**Data section:**
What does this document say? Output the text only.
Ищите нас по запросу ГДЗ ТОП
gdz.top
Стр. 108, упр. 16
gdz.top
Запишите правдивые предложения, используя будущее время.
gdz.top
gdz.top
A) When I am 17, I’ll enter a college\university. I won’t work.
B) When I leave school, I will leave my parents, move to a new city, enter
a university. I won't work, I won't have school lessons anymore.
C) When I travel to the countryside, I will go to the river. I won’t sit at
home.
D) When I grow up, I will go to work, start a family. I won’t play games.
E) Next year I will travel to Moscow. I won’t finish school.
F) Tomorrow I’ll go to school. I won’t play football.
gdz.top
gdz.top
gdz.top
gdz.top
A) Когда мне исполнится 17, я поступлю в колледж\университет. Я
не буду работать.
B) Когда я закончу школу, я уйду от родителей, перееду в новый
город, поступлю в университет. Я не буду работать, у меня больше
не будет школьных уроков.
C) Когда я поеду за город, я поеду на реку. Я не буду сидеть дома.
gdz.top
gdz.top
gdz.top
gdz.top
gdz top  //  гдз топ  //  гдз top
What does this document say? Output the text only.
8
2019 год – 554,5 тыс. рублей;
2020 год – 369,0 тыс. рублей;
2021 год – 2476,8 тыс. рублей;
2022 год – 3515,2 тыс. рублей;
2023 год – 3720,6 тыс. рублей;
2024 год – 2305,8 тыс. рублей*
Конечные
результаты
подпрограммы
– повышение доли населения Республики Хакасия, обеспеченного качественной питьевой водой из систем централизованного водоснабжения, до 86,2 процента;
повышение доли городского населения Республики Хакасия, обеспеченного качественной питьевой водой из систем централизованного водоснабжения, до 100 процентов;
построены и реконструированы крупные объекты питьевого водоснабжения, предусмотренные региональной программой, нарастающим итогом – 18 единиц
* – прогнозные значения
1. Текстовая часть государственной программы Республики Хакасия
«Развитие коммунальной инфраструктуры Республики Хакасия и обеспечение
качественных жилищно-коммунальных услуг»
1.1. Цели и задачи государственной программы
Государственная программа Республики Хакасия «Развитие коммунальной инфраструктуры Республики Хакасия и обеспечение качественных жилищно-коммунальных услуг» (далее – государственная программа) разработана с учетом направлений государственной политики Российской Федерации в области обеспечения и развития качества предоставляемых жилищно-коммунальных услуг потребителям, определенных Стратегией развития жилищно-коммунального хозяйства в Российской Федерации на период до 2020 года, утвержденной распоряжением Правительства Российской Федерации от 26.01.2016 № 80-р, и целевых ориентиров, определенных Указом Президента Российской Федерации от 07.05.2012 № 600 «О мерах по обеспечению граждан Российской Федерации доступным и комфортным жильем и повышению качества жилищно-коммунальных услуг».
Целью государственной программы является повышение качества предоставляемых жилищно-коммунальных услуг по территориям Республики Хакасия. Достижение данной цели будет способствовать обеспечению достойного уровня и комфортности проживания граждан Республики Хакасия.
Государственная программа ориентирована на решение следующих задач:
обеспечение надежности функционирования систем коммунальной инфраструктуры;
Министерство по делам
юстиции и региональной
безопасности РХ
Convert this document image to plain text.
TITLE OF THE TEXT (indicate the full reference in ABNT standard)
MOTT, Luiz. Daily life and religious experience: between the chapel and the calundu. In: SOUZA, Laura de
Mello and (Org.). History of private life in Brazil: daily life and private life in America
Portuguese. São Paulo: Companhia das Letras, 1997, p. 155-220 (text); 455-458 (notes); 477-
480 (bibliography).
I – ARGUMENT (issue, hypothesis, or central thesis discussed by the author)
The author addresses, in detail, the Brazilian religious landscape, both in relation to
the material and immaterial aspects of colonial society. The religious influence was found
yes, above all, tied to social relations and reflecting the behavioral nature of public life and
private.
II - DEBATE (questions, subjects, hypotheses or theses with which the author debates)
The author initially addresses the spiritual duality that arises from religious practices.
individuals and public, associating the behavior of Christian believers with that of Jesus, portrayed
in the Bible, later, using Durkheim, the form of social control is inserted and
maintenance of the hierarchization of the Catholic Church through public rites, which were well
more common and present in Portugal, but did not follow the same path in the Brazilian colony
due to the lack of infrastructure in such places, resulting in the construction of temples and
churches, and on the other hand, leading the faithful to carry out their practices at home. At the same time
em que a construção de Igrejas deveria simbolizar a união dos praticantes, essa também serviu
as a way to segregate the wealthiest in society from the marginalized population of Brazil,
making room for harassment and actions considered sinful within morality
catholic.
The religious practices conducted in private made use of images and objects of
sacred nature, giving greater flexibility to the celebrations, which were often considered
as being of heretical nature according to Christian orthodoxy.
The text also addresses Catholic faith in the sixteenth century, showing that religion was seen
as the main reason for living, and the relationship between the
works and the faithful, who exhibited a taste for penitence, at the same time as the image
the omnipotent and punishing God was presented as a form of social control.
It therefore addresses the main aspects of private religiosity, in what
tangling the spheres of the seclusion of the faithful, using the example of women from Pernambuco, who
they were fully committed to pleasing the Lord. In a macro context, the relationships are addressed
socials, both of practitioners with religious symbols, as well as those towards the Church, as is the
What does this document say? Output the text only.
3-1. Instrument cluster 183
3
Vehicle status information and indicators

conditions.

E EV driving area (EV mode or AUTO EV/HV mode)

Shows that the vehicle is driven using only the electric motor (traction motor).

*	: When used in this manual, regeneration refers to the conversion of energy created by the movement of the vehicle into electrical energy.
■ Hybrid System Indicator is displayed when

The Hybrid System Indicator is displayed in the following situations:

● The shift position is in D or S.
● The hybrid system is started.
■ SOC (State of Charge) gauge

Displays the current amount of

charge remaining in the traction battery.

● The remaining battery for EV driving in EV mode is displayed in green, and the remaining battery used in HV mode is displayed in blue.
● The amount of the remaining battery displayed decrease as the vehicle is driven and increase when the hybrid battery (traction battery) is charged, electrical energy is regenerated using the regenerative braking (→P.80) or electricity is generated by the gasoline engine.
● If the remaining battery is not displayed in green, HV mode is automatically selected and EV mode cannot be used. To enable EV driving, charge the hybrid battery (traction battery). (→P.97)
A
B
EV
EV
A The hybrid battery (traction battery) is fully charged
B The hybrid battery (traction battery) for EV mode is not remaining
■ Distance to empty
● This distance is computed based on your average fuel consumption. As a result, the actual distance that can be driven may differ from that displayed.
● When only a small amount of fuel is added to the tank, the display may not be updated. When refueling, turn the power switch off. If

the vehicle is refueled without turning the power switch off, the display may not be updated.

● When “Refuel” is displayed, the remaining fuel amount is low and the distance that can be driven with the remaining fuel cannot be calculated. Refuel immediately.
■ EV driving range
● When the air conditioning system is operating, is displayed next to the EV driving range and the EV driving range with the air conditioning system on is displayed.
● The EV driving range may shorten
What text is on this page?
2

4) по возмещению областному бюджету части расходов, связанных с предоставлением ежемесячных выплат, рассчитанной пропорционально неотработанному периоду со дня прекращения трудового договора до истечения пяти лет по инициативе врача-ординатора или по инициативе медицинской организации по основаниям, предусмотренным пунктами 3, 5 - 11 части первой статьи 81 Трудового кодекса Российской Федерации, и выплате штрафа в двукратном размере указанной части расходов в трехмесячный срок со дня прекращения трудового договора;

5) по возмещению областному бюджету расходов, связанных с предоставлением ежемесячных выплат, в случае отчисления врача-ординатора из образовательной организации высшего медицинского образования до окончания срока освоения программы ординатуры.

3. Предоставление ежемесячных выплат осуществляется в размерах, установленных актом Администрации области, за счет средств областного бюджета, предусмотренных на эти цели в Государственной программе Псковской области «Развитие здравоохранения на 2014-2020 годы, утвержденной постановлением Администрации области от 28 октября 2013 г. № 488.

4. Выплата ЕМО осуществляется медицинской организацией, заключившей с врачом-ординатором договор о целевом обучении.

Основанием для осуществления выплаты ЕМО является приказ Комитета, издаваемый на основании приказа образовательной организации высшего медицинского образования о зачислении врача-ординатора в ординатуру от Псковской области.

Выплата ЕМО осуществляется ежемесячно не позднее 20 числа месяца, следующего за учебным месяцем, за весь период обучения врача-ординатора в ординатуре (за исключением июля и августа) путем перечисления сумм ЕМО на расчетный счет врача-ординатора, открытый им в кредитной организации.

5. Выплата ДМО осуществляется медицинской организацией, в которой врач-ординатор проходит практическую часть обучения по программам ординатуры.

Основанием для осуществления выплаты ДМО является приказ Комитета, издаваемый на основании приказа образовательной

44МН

**Problem description:**
Count every line in the listing above that holds "control", then report only the count.

**Result:**
2